== Text to read ==
::::::::

Type 3, The Performer
When I get upset or reactive, may I notice that it concerns blocks to accomplishing my tasks and goals and with getting approval from the doing — fueled by my go-ahead energy that can interfere with my heartfelt feelings. May I pause to collect myself, contain my energy of reactivity by breathing down into my belly. Through non-judgmental inquiry, may I become aware that my reactivity comes from my core belief that I gain love and approval primarily through what I do and accomplish and how well I do at avoiding being completely unable to perform, rendering me an utter failure. With discernment, may I realize that this most likely is just old habit of mind and gently coach myself into letting go, realizing that love comes from being as well as from doing. May I also gently coach myself into outward action that is respectful to myself and others and integrates feeling with action. Then, may I notice my oftentimes impatient pace and the pressure I put on myself (and sometimes others) and slow it down, ease it up, and let my heart become receptive to my own true feelings and those of others. And I need to remind myself to notice and absorb that love is not solely dependent on what I accomplish or how much I am admired.


Type 4,  The Romantic
When I get upset or reactive, may I notice that it concerns the ache of what I feel is missing, lacking, that is of importance fueled by my deep longing and envy for what others seem to have. May I pause to collect myself, contain my energy of reactivity by breathing down into my belly. Through non-judgmental inquiry, may I become aware that my reactivity comes from my core belief that in order to be truly loved I must obtain the ideal love or ideal situation and avoid the feeling that I am utterly lacking and deficient. With discernment, may I realize that this most likely is just old habit of mind and gently coach myself into letting go, realizing that life and love are based on accepting what is present, not focusing on the disappointment of what is missing. May I also gently coach myself into outward action that is respectful to myself and others with a focus on what is actually there, not what is lacking. Then, may I notice that my intense emotions come from an inner sense of loss, of disappointment and lack, and steady myself in the present moment with what is here and now. And I need to remind myself to notice and absorb that wholeness exists in what I already am and in my acceptance of others as they are.

::::::::

== Tasks to carry out ==
A. In the passage on Types 3 and 4, list the things the Type 3 paragraph asks to do once the impatient pace and self-imposed pressure are noticed.
B. Extend the passage on Types 3 and 4 from where it stops, in its established pattern.

::::::::

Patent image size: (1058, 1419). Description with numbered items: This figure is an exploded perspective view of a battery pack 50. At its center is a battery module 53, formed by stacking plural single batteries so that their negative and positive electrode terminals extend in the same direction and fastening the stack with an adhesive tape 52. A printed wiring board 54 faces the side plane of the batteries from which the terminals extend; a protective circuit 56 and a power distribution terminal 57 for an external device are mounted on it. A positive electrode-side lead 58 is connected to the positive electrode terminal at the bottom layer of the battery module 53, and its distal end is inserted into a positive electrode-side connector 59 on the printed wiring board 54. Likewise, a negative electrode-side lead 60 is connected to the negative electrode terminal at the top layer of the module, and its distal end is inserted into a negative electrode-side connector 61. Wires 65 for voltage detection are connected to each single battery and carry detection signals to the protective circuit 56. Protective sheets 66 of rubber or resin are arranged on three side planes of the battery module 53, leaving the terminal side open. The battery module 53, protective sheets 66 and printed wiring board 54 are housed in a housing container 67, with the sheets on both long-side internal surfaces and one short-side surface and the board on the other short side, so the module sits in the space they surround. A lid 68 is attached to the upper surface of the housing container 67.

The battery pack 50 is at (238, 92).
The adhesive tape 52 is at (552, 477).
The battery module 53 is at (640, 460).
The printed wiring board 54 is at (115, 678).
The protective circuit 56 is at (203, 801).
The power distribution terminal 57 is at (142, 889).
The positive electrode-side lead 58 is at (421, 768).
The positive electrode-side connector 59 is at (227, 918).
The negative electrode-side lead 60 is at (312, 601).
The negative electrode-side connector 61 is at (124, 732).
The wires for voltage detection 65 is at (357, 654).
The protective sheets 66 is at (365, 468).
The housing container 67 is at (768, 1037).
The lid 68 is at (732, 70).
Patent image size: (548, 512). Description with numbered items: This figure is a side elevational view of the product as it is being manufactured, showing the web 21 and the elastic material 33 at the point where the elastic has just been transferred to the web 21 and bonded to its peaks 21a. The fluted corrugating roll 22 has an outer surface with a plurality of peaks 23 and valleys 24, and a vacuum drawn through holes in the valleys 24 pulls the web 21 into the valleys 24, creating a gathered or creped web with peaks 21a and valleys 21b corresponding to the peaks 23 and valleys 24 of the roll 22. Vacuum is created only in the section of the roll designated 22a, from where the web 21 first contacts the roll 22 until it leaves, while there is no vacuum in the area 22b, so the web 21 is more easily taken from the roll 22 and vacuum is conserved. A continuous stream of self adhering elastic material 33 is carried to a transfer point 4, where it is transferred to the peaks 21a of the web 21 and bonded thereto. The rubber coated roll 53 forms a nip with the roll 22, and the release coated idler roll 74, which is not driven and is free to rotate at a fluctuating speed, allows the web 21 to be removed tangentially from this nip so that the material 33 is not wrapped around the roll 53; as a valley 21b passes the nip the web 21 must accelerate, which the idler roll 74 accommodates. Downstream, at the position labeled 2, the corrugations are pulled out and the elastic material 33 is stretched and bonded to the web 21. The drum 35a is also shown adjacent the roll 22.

::::::::

== Task-by-task outputs ==
A.
- slow it down
- ease it up
- let my heart become receptive to my own true feelings and those of others

B.
Type 5,  The Observer
When I get upset or reactive, may I notice that it concerns the frustration of obstacles infringing on my tendency to detach from my feelings and protect myself from intrusion. This is fueled by the energy of withdrawal and an avarice for what I believe I just can’t do without. May I pause to collect myself, contain my energy of reactivity by breathing down into my belly. Through non-judgmental inquiry, may I become aware that my reactivity comes from my core belief that I must protect myself from a world that demands too much and gives too little in order to assure my own security and avoid being utterly drained of life energy. With discernment, may I realize that this most likely is just old habit of mind and gently coach myself into letting go, realizing that the flow of life provides ample energy for me to fully engage with my feelings and participate in life. May I also gently coach myself into outward action that is respectful to myself and others and provides mutual support and engagement. Then, may I act in congruence with both head and heart. And I need to remind myself to notice and absorb how I am nurtured, not emptied, through this process of greater engagement with others and in life itself.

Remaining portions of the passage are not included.